RECORDS PROVIDED:
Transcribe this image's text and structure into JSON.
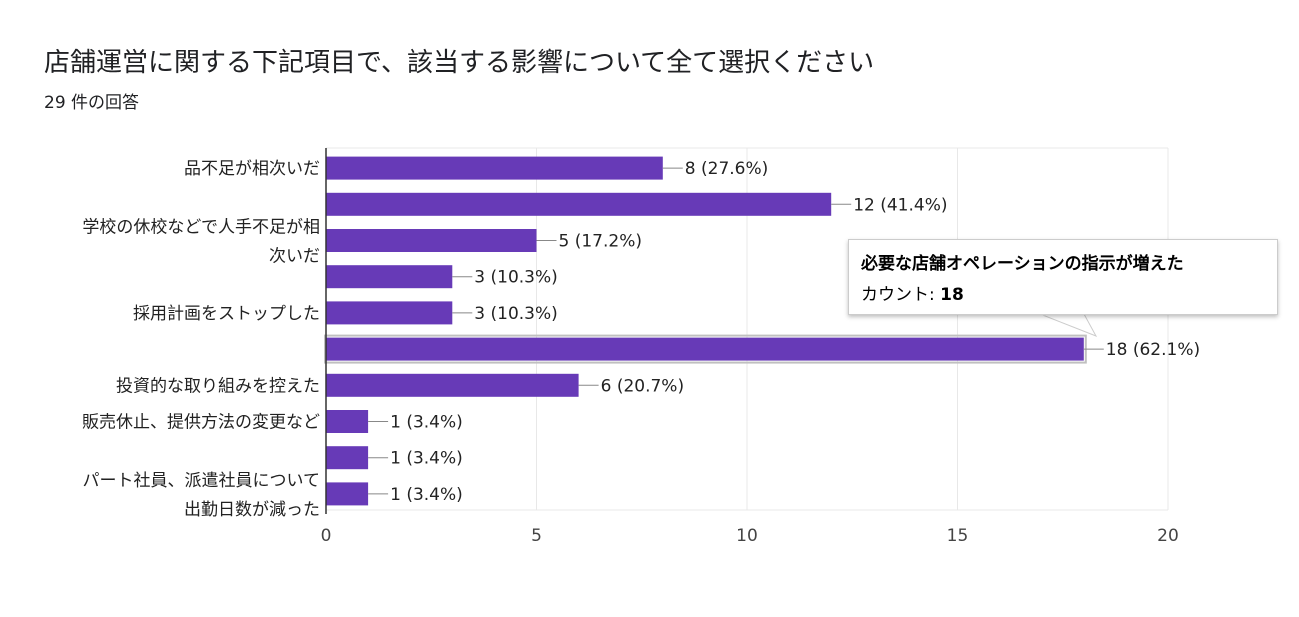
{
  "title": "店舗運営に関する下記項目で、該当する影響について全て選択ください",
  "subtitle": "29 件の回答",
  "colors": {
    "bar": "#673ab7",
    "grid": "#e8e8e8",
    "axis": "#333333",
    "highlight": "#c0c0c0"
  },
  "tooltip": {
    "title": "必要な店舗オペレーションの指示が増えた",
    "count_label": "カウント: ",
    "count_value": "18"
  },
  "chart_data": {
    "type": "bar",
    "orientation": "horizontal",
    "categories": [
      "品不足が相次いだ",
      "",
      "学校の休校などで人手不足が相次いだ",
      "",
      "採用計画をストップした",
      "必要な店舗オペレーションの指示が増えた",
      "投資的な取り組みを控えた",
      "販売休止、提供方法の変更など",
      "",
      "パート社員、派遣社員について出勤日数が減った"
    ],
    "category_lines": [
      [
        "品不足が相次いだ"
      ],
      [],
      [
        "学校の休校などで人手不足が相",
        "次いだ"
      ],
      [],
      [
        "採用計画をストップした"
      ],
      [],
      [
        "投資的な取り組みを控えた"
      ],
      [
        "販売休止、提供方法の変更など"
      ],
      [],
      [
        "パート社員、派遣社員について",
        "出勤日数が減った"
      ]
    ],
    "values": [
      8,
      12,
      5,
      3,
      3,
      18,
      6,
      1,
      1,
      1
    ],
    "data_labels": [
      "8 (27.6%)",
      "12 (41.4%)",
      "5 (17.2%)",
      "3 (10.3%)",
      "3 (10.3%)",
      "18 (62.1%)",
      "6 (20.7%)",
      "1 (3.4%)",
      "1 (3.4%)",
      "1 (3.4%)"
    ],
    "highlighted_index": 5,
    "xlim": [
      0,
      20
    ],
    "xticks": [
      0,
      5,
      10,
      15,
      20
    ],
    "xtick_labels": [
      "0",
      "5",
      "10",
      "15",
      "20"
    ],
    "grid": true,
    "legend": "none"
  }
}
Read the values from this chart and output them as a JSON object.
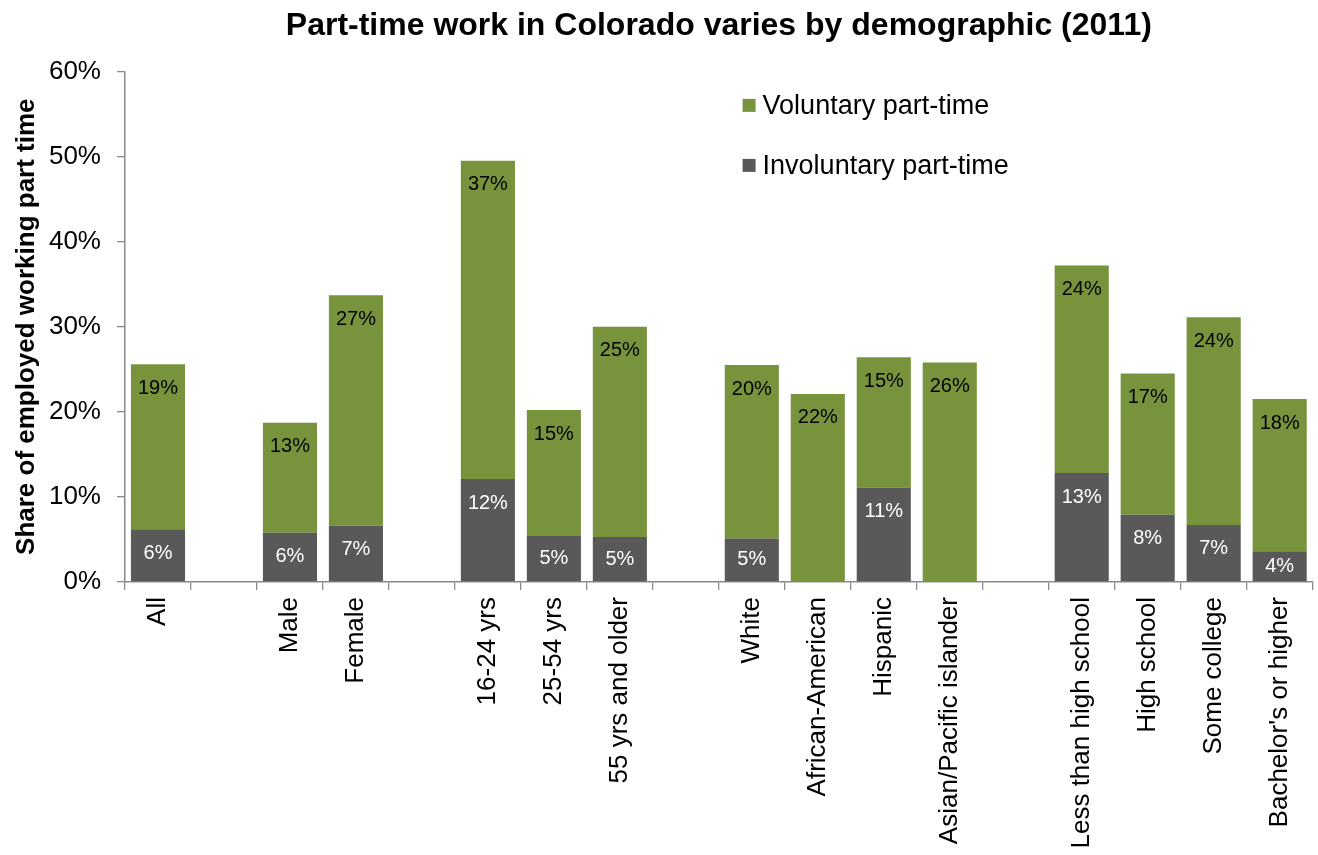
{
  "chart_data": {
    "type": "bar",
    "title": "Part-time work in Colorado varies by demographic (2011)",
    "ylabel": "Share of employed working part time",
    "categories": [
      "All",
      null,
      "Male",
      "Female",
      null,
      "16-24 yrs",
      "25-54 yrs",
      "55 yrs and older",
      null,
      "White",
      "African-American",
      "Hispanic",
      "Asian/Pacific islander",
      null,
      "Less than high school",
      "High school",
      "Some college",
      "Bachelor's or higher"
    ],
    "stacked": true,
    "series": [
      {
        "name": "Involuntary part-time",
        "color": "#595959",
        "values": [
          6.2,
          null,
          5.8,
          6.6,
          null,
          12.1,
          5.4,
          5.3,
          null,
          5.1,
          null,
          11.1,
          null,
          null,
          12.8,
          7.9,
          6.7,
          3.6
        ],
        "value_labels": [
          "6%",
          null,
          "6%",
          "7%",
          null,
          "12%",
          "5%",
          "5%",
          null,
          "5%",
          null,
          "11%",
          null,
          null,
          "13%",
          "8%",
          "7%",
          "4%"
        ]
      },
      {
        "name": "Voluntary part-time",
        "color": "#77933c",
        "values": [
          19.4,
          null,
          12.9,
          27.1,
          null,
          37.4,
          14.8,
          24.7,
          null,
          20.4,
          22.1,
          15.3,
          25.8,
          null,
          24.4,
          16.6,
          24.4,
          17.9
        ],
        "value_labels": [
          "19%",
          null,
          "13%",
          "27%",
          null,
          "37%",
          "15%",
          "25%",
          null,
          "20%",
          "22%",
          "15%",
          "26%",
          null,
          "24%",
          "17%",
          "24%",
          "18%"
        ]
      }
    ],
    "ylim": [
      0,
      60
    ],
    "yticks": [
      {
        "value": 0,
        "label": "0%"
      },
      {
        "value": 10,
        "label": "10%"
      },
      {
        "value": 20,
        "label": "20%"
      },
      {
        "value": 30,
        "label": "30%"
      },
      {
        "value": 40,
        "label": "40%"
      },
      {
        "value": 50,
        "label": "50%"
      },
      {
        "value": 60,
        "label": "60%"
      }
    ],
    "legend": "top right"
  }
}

--

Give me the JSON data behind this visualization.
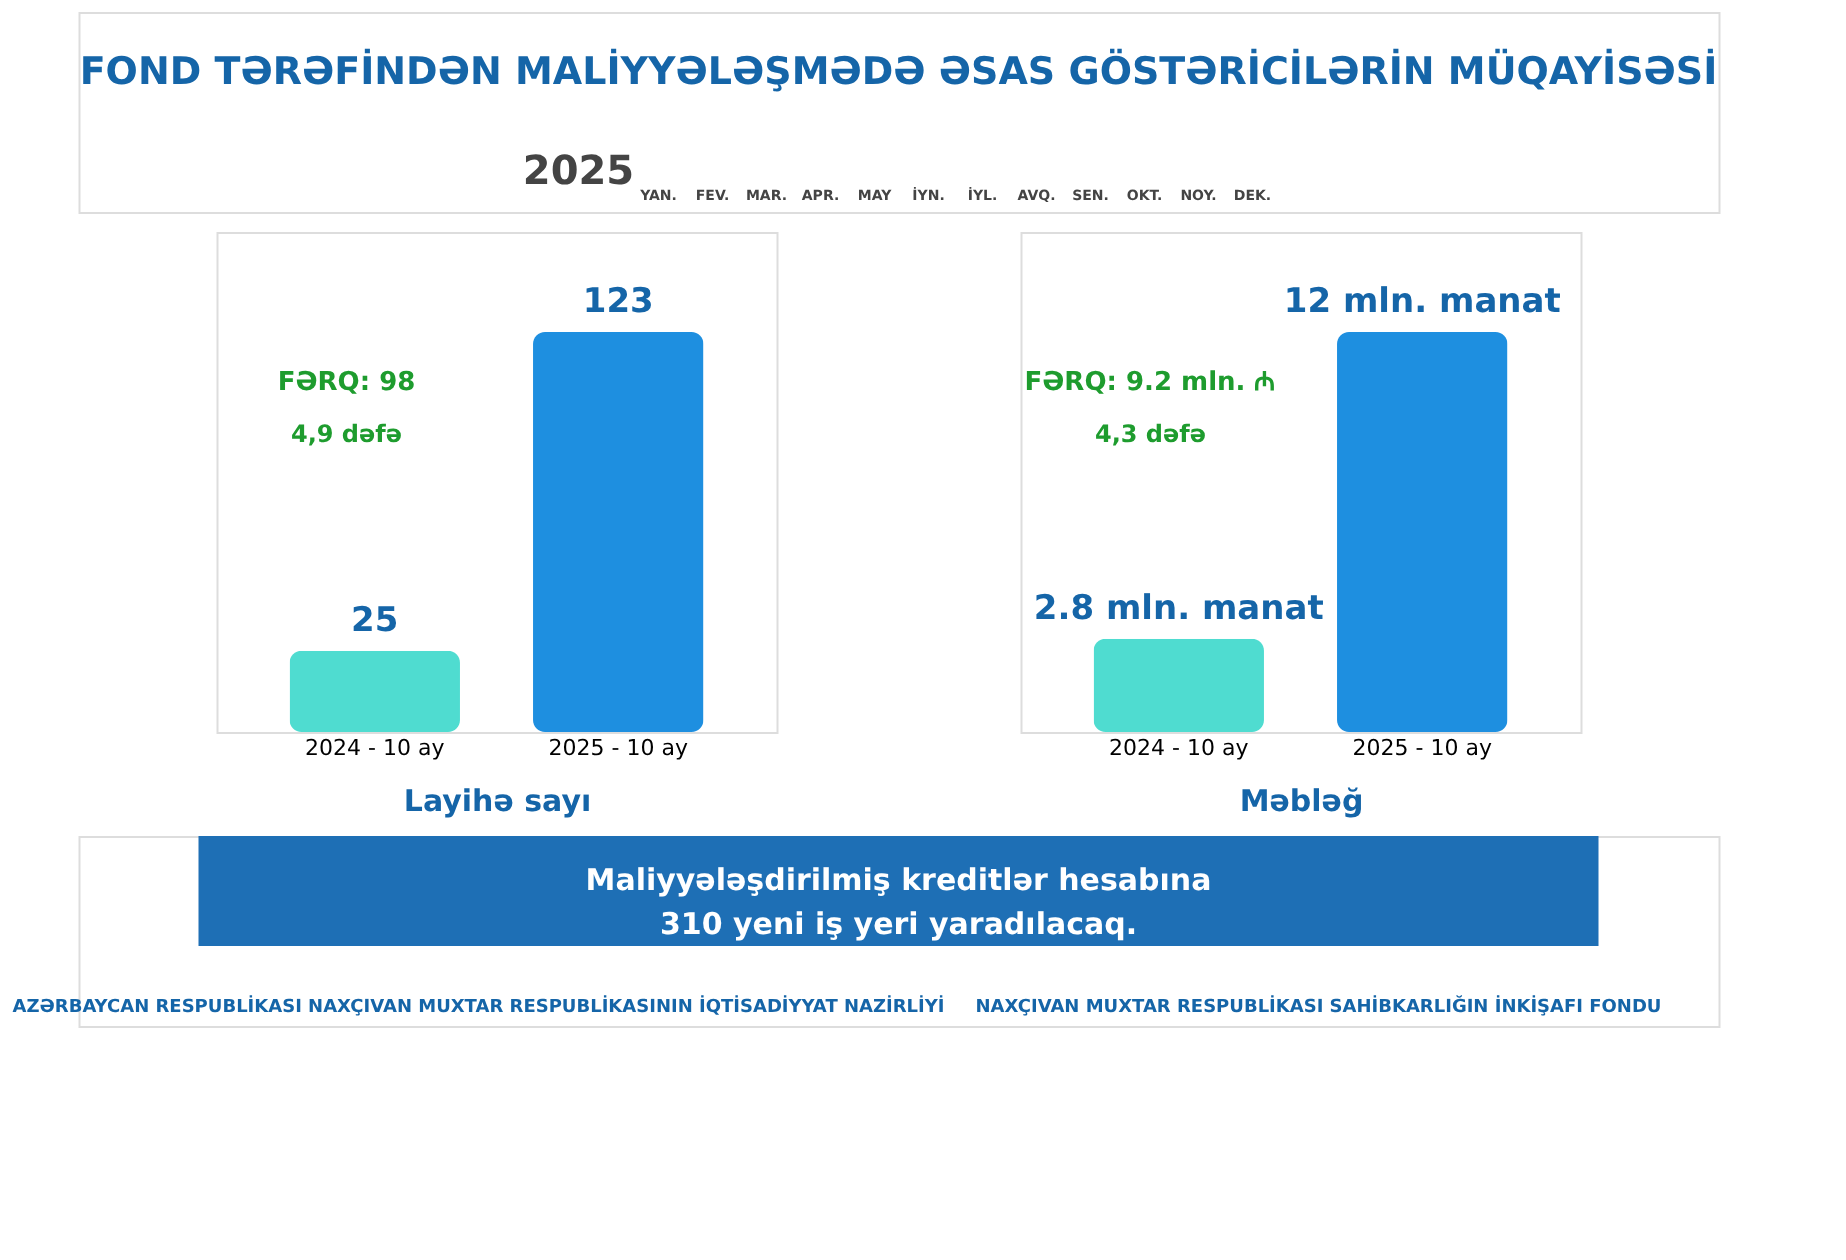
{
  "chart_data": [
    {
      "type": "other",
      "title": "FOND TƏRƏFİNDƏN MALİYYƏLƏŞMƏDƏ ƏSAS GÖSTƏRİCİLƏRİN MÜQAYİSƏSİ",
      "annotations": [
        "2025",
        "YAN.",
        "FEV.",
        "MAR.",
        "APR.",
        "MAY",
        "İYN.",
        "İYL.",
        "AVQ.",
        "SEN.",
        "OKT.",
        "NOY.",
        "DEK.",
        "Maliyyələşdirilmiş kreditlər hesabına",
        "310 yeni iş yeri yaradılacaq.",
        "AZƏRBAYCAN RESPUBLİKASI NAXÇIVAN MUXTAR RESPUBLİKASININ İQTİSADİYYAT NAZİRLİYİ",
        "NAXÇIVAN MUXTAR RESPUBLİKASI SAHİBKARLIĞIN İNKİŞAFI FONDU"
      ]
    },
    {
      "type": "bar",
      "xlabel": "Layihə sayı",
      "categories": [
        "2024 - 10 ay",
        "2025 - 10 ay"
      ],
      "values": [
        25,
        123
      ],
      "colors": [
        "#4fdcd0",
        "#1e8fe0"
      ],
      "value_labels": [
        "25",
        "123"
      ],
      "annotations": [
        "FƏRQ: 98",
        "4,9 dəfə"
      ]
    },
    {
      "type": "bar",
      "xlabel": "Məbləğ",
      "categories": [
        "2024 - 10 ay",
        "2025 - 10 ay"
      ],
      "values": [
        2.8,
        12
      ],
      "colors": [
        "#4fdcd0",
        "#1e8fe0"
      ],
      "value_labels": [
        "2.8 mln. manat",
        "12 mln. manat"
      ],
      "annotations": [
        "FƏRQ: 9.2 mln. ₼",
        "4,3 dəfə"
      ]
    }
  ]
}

SET EXERCISE:
Go through the preceding material and copy each line that has the word "time".

OUTPUT OF THE TASK:
    "title": "Part-time work in Colorado varies by demographic (2011)",
    "ylabel": "Share of employed working part time",
        "name": "Involuntary part-time",
        "name": "Voluntary part-time",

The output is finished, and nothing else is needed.